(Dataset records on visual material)

□ □ □ □ □

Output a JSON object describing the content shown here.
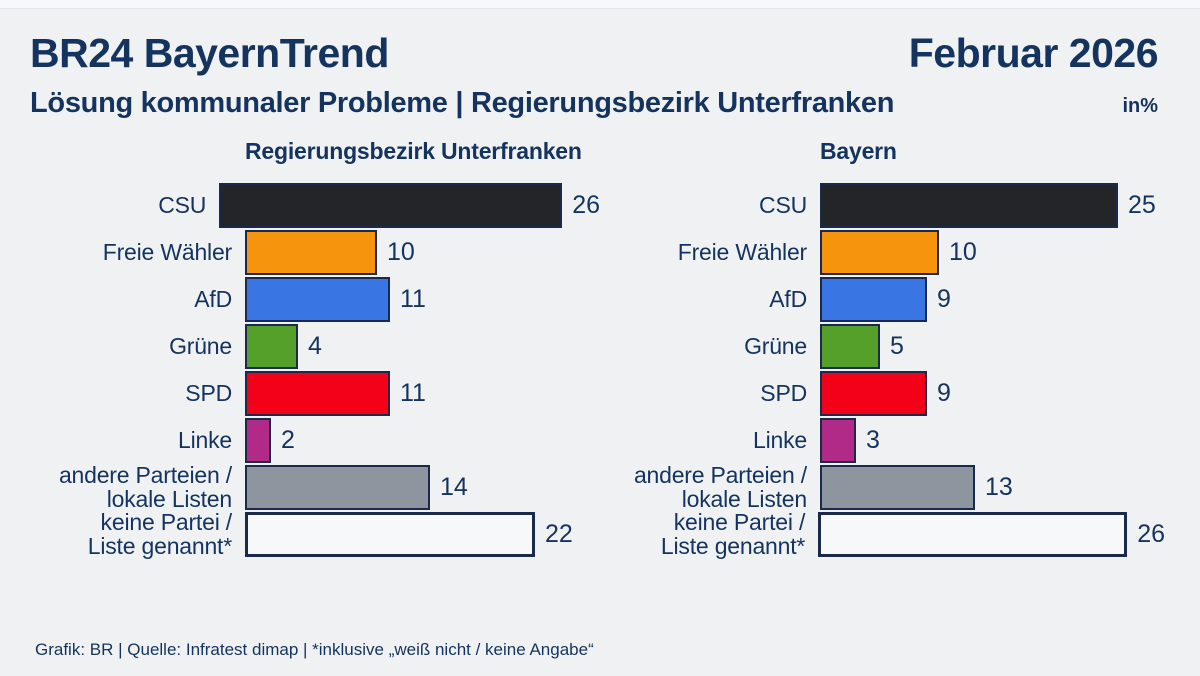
{
  "header": {
    "title": "BR24 BayernTrend",
    "date": "Februar 2026",
    "subtitle": "Lösung kommunaler Probleme | Regierungsbezirk Unterfranken",
    "unit_label": "in%"
  },
  "footer": {
    "source": "Grafik: BR | Quelle: Infratest dimap | *inklusive „weiß nicht / keine Angabe“"
  },
  "colors": {
    "background": "#eff1f2",
    "text_navy": "#14335e",
    "bar_border": "#1b2a4a"
  },
  "chart_data": [
    {
      "type": "bar",
      "orientation": "horizontal",
      "title": "Regierungsbezirk Unterfranken",
      "unit": "%",
      "xlim": [
        0,
        26
      ],
      "grid": false,
      "categories": [
        "CSU",
        "Freie Wähler",
        "AfD",
        "Grüne",
        "SPD",
        "Linke",
        "andere Parteien /\nlokale Listen",
        "keine Partei /\nListe genannt*"
      ],
      "values": [
        26,
        10,
        11,
        4,
        11,
        2,
        14,
        22
      ],
      "bar_colors": [
        "#242528",
        "#f7940d",
        "#3a75e4",
        "#55a02b",
        "#f30019",
        "#b12a88",
        "#8d959e",
        "#f7f8f9"
      ]
    },
    {
      "type": "bar",
      "orientation": "horizontal",
      "title": "Bayern",
      "unit": "%",
      "xlim": [
        0,
        26
      ],
      "grid": false,
      "categories": [
        "CSU",
        "Freie Wähler",
        "AfD",
        "Grüne",
        "SPD",
        "Linke",
        "andere Parteien /\nlokale Listen",
        "keine Partei /\nListe genannt*"
      ],
      "values": [
        25,
        10,
        9,
        5,
        9,
        3,
        13,
        26
      ],
      "bar_colors": [
        "#242528",
        "#f7940d",
        "#3a75e4",
        "#55a02b",
        "#f30019",
        "#b12a88",
        "#8d959e",
        "#f7f8f9"
      ]
    }
  ]
}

□ □ □ □ □

→ Work to do: Write out the records above exactly as they stand, leaving out every picture.

→ Exercise response:
Output a JSON object describing the content shown here.
{
  "header": {
    "title": "BR24 BayernTrend",
    "date": "Februar 2026",
    "subtitle": "Lösung kommunaler Probleme | Regierungsbezirk Unterfranken",
    "unit_label": "in%"
  },
  "footer": {
    "source": "Grafik: BR | Quelle: Infratest dimap | *inklusive „weiß nicht / keine Angabe“"
  },
  "colors": {
    "background": "#eff1f2",
    "text_navy": "#14335e",
    "bar_border": "#1b2a4a"
  },
  "chart_data": [
    {
      "type": "bar",
      "orientation": "horizontal",
      "title": "Regierungsbezirk Unterfranken",
      "unit": "%",
      "xlim": [
        0,
        26
      ],
      "grid": false,
      "categories": [
        "CSU",
        "Freie Wähler",
        "AfD",
        "Grüne",
        "SPD",
        "Linke",
        "andere Parteien /\nlokale Listen",
        "keine Partei /\nListe genannt*"
      ],
      "values": [
        26,
        10,
        11,
        4,
        11,
        2,
        14,
        22
      ],
      "bar_colors": [
        "#242528",
        "#f7940d",
        "#3a75e4",
        "#55a02b",
        "#f30019",
        "#b12a88",
        "#8d959e",
        "#f7f8f9"
      ]
    },
    {
      "type": "bar",
      "orientation": "horizontal",
      "title": "Bayern",
      "unit": "%",
      "xlim": [
        0,
        26
      ],
      "grid": false,
      "categories": [
        "CSU",
        "Freie Wähler",
        "AfD",
        "Grüne",
        "SPD",
        "Linke",
        "andere Parteien /\nlokale Listen",
        "keine Partei /\nListe genannt*"
      ],
      "values": [
        25,
        10,
        9,
        5,
        9,
        3,
        13,
        26
      ],
      "bar_colors": [
        "#242528",
        "#f7940d",
        "#3a75e4",
        "#55a02b",
        "#f30019",
        "#b12a88",
        "#8d959e",
        "#f7f8f9"
      ]
    }
  ]
}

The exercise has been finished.